■ DATA FOR THIS TASK:
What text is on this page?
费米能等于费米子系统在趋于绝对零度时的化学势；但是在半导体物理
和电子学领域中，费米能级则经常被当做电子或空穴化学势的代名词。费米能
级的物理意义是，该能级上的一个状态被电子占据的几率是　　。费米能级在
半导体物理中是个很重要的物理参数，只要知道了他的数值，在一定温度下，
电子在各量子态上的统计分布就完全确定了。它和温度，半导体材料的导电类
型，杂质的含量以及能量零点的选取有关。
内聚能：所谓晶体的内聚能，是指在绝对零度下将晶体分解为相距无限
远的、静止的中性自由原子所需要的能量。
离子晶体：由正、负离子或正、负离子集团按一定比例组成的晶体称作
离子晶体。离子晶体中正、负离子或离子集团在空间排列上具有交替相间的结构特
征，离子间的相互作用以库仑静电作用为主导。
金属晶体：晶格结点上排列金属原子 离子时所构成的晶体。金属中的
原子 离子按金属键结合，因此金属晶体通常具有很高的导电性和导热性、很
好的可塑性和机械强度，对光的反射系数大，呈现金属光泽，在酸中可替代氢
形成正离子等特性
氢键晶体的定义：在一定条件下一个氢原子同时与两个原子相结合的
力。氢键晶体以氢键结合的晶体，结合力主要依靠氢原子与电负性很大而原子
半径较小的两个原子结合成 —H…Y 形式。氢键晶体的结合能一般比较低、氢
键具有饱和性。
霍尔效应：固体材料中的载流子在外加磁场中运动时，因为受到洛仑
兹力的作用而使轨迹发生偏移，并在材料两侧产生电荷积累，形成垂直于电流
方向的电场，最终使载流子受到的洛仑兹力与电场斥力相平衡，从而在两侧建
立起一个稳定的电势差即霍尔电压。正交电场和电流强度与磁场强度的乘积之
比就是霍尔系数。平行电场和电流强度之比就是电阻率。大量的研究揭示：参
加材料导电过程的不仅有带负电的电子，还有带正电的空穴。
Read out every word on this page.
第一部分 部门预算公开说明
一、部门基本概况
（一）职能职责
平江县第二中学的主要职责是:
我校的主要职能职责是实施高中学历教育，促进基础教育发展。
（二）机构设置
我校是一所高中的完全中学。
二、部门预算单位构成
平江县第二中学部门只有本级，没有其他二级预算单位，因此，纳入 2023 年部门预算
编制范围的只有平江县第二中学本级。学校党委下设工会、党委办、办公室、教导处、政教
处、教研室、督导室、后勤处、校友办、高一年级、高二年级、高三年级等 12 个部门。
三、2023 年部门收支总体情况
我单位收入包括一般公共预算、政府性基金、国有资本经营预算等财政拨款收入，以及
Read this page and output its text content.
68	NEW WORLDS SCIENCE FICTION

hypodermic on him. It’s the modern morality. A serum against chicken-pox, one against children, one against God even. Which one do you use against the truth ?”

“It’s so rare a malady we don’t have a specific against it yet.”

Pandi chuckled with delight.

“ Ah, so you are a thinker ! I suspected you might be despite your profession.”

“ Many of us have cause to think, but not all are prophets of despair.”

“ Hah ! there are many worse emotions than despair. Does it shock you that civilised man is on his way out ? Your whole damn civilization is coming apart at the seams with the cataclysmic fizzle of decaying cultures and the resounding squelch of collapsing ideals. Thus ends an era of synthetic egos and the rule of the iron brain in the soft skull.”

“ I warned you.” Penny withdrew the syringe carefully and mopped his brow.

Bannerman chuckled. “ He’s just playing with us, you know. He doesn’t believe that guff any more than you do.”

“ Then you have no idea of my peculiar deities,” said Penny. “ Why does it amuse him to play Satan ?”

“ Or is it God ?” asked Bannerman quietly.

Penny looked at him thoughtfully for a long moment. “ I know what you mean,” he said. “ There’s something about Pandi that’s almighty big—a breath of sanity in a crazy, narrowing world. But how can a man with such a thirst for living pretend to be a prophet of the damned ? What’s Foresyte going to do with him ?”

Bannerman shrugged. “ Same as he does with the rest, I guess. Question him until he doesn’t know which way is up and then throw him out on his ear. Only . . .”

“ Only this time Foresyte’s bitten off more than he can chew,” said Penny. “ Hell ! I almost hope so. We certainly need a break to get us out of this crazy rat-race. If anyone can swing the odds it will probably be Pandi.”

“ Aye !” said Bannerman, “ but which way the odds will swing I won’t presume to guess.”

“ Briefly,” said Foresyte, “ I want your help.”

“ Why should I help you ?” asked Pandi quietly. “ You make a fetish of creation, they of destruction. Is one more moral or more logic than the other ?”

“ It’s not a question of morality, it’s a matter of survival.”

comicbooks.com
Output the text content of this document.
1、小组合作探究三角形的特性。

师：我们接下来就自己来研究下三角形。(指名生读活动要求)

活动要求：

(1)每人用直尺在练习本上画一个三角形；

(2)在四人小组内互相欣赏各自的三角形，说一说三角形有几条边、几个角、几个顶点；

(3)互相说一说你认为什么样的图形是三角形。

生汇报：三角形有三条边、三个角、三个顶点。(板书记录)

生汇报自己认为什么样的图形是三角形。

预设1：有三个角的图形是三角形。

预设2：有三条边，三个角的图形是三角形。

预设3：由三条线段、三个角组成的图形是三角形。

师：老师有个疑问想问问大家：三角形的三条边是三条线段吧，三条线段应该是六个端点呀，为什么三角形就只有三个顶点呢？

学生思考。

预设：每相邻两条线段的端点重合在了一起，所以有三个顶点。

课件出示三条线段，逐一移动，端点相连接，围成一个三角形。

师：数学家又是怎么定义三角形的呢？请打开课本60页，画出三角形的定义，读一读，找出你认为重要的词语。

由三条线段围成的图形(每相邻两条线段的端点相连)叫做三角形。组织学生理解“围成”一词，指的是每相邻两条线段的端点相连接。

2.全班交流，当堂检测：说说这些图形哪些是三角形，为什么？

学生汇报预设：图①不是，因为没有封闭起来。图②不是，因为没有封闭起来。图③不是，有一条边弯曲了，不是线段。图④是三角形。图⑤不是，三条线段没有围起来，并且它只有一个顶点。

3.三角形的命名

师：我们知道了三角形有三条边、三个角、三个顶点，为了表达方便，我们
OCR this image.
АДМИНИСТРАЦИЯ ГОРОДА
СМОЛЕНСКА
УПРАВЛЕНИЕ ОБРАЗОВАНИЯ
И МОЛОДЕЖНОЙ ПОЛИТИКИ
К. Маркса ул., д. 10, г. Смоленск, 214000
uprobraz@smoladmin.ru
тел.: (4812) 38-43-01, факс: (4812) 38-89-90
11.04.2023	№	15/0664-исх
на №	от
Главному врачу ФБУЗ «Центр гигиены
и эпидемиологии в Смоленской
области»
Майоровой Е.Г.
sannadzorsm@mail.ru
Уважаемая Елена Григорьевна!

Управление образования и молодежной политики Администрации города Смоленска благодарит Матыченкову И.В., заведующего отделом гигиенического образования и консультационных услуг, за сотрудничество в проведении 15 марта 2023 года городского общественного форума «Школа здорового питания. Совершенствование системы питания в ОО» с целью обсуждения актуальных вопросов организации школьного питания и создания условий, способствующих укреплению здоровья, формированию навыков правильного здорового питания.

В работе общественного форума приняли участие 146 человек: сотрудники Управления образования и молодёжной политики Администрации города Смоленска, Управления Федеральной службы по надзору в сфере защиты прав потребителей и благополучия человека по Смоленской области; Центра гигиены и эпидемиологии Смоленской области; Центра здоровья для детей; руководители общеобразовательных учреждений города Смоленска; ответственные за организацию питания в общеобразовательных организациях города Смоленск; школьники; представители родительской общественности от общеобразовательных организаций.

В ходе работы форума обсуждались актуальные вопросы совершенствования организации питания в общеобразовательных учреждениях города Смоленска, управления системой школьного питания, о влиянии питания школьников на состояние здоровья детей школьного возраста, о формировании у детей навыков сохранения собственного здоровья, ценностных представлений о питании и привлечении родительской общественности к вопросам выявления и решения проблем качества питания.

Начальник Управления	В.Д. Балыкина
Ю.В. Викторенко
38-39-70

■ THE REQUEST: Copy the entries above exactly, leaving none out.

■ RESPONSE TO THIS TASK:
What text is on this page?
费米能等于费米子系统在趋于绝对零度时的化学势；但是在半导体物理
和电子学领域中，费米能级则经常被当做电子或空穴化学势的代名词。费米能
级的物理意义是，该能级上的一个状态被电子占据的几率是　　。费米能级在
半导体物理中是个很重要的物理参数，只要知道了他的数值，在一定温度下，
电子在各量子态上的统计分布就完全确定了。它和温度，半导体材料的导电类
型，杂质的含量以及能量零点的选取有关。
内聚能：所谓晶体的内聚能，是指在绝对零度下将晶体分解为相距无限
远的、静止的中性自由原子所需要的能量。
离子晶体：由正、负离子或正、负离子集团按一定比例组成的晶体称作
离子晶体。离子晶体中正、负离子或离子集团在空间排列上具有交替相间的结构特
征，离子间的相互作用以库仑静电作用为主导。
金属晶体：晶格结点上排列金属原子 离子时所构成的晶体。金属中的
原子 离子按金属键结合，因此金属晶体通常具有很高的导电性和导热性、很
好的可塑性和机械强度，对光的反射系数大，呈现金属光泽，在酸中可替代氢
形成正离子等特性
氢键晶体的定义：在一定条件下一个氢原子同时与两个原子相结合的
力。氢键晶体以氢键结合的晶体，结合力主要依靠氢原子与电负性很大而原子
半径较小的两个原子结合成 —H…Y 形式。氢键晶体的结合能一般比较低、氢
键具有饱和性。
霍尔效应：固体材料中的载流子在外加磁场中运动时，因为受到洛仑
兹力的作用而使轨迹发生偏移，并在材料两侧产生电荷积累，形成垂直于电流
方向的电场，最终使载流子受到的洛仑兹力与电场斥力相平衡，从而在两侧建
立起一个稳定的电势差即霍尔电压。正交电场和电流强度与磁场强度的乘积之
比就是霍尔系数。平行电场和电流强度之比就是电阻率。大量的研究揭示：参
加材料导电过程的不仅有带负电的电子，还有带正电的空穴。
Read out every word on this page.
第一部分 部门预算公开说明
一、部门基本概况
（一）职能职责
平江县第二中学的主要职责是:
我校的主要职能职责是实施高中学历教育，促进基础教育发展。
（二）机构设置
我校是一所高中的完全中学。
二、部门预算单位构成
平江县第二中学部门只有本级，没有其他二级预算单位，因此，纳入 2023 年部门预算
编制范围的只有平江县第二中学本级。学校党委下设工会、党委办、办公室、教导处、政教
处、教研室、督导室、后勤处、校友办、高一年级、高二年级、高三年级等 12 个部门。
三、2023 年部门收支总体情况
我单位收入包括一般公共预算、政府性基金、国有资本经营预算等财政拨款收入，以及
Read this page and output its text content.
68	NEW WORLDS SCIENCE FICTION

hypodermic on him. It’s the modern morality. A serum against chicken-pox, one against children, one against God even. Which one do you use against the truth ?”

“It’s so rare a malady we don’t have a specific against it yet.”

Pandi chuckled with delight.

“ Ah, so you are a thinker ! I suspected you might be despite your profession.”

“ Many of us have cause to think, but not all are prophets of despair.”

“ Hah ! there are many worse emotions than despair. Does it shock you that civilised man is on his way out ? Your whole damn civilization is coming apart at the seams with the cataclysmic fizzle of decaying cultures and the resounding squelch of collapsing ideals. Thus ends an era of synthetic egos and the rule of the iron brain in the soft skull.”

“ I warned you.” Penny withdrew the syringe carefully and mopped his brow.

Bannerman chuckled. “ He’s just playing with us, you know. He doesn’t believe that guff any more than you do.”

“ Then you have no idea of my peculiar deities,” said Penny. “ Why does it amuse him to play Satan ?”

“ Or is it God ?” asked Bannerman quietly.

Penny looked at him thoughtfully for a long moment. “ I know what you mean,” he said. “ There’s something about Pandi that’s almighty big—a breath of sanity in a crazy, narrowing world. But how can a man with such a thirst for living pretend to be a prophet of the damned ? What’s Foresyte going to do with him ?”

Bannerman shrugged. “ Same as he does with the rest, I guess. Question him until he doesn’t know which way is up and then throw him out on his ear. Only . . .”

“ Only this time Foresyte’s bitten off more than he can chew,” said Penny. “ Hell ! I almost hope so. We certainly need a break to get us out of this crazy rat-race. If anyone can swing the odds it will probably be Pandi.”

“ Aye !” said Bannerman, “ but which way the odds will swing I won’t presume to guess.”

“ Briefly,” said Foresyte, “ I want your help.”

“ Why should I help you ?” asked Pandi quietly. “ You make a fetish of creation, they of destruction. Is one more moral or more logic than the other ?”

“ It’s not a question of morality, it’s a matter of survival.”

comicbooks.com
Output the text content of this document.
1、小组合作探究三角形的特性。

师：我们接下来就自己来研究下三角形。(指名生读活动要求)

活动要求：

(1)每人用直尺在练习本上画一个三角形；

(2)在四人小组内互相欣赏各自的三角形，说一说三角形有几条边、几个角、几个顶点；

(3)互相说一说你认为什么样的图形是三角形。

生汇报：三角形有三条边、三个角、三个顶点。(板书记录)

生汇报自己认为什么样的图形是三角形。

预设1：有三个角的图形是三角形。

预设2：有三条边，三个角的图形是三角形。

预设3：由三条线段、三个角组成的图形是三角形。

师：老师有个疑问想问问大家：三角形的三条边是三条线段吧，三条线段应该是六个端点呀，为什么三角形就只有三个顶点呢？

学生思考。

预设：每相邻两条线段的端点重合在了一起，所以有三个顶点。

课件出示三条线段，逐一移动，端点相连接，围成一个三角形。

师：数学家又是怎么定义三角形的呢？请打开课本60页，画出三角形的定义，读一读，找出你认为重要的词语。

由三条线段围成的图形(每相邻两条线段的端点相连)叫做三角形。组织学生理解“围成”一词，指的是每相邻两条线段的端点相连接。

2.全班交流，当堂检测：说说这些图形哪些是三角形，为什么？

学生汇报预设：图①不是，因为没有封闭起来。图②不是，因为没有封闭起来。图③不是，有一条边弯曲了，不是线段。图④是三角形。图⑤不是，三条线段没有围起来，并且它只有一个顶点。

3.三角形的命名

师：我们知道了三角形有三条边、三个角、三个顶点，为了表达方便，我们
OCR this image.
АДМИНИСТРАЦИЯ ГОРОДА
СМОЛЕНСКА
УПРАВЛЕНИЕ ОБРАЗОВАНИЯ
И МОЛОДЕЖНОЙ ПОЛИТИКИ
К. Маркса ул., д. 10, г. Смоленск, 214000
uprobraz@smoladmin.ru
тел.: (4812) 38-43-01, факс: (4812) 38-89-90
11.04.2023	№	15/0664-исх
на №	от
Главному врачу ФБУЗ «Центр гигиены
и эпидемиологии в Смоленской
области»
Майоровой Е.Г.
sannadzorsm@mail.ru
Уважаемая Елена Григорьевна!

Управление образования и молодежной политики Администрации города Смоленска благодарит Матыченкову И.В., заведующего отделом гигиенического образования и консультационных услуг, за сотрудничество в проведении 15 марта 2023 года городского общественного форума «Школа здорового питания. Совершенствование системы питания в ОО» с целью обсуждения актуальных вопросов организации школьного питания и создания условий, способствующих укреплению здоровья, формированию навыков правильного здорового питания.

В работе общественного форума приняли участие 146 человек: сотрудники Управления образования и молодёжной политики Администрации города Смоленска, Управления Федеральной службы по надзору в сфере защиты прав потребителей и благополучия человека по Смоленской области; Центра гигиены и эпидемиологии Смоленской области; Центра здоровья для детей; руководители общеобразовательных учреждений города Смоленска; ответственные за организацию питания в общеобразовательных организациях города Смоленск; школьники; представители родительской общественности от общеобразовательных организаций.

В ходе работы форума обсуждались актуальные вопросы совершенствования организации питания в общеобразовательных учреждениях города Смоленска, управления системой школьного питания, о влиянии питания школьников на состояние здоровья детей школьного возраста, о формировании у детей навыков сохранения собственного здоровья, ценностных представлений о питании и привлечении родительской общественности к вопросам выявления и решения проблем качества питания.

Начальник Управления	В.Д. Балыкина
Ю.В. Викторенко
38-39-70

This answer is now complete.